* To do *
Tally every line featuring "geliriniz", then give that tally alone.

* Dataset rows *
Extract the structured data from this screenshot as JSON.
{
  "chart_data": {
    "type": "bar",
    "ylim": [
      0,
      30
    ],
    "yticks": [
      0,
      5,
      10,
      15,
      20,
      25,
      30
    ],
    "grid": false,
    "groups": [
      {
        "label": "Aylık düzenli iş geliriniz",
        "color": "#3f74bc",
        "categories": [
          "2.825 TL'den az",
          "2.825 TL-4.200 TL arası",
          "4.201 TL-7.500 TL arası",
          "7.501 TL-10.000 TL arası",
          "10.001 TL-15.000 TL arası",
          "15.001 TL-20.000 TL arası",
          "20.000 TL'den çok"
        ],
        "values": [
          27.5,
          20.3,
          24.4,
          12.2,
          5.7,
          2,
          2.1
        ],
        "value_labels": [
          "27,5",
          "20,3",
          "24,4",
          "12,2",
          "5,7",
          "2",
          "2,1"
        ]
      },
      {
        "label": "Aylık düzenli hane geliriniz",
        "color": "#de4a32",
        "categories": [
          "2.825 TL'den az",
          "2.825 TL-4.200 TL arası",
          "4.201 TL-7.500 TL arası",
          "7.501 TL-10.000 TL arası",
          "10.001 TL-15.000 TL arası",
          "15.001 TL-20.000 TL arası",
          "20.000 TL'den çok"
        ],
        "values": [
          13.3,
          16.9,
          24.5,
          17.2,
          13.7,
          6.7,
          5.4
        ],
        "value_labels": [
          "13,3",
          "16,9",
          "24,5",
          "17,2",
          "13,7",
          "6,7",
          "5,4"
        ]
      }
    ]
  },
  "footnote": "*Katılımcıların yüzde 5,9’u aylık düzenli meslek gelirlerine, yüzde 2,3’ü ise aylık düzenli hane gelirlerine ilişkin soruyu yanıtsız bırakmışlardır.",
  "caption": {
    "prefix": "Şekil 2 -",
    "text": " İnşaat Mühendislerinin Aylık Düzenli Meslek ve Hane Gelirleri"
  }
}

* Solution to this task *
2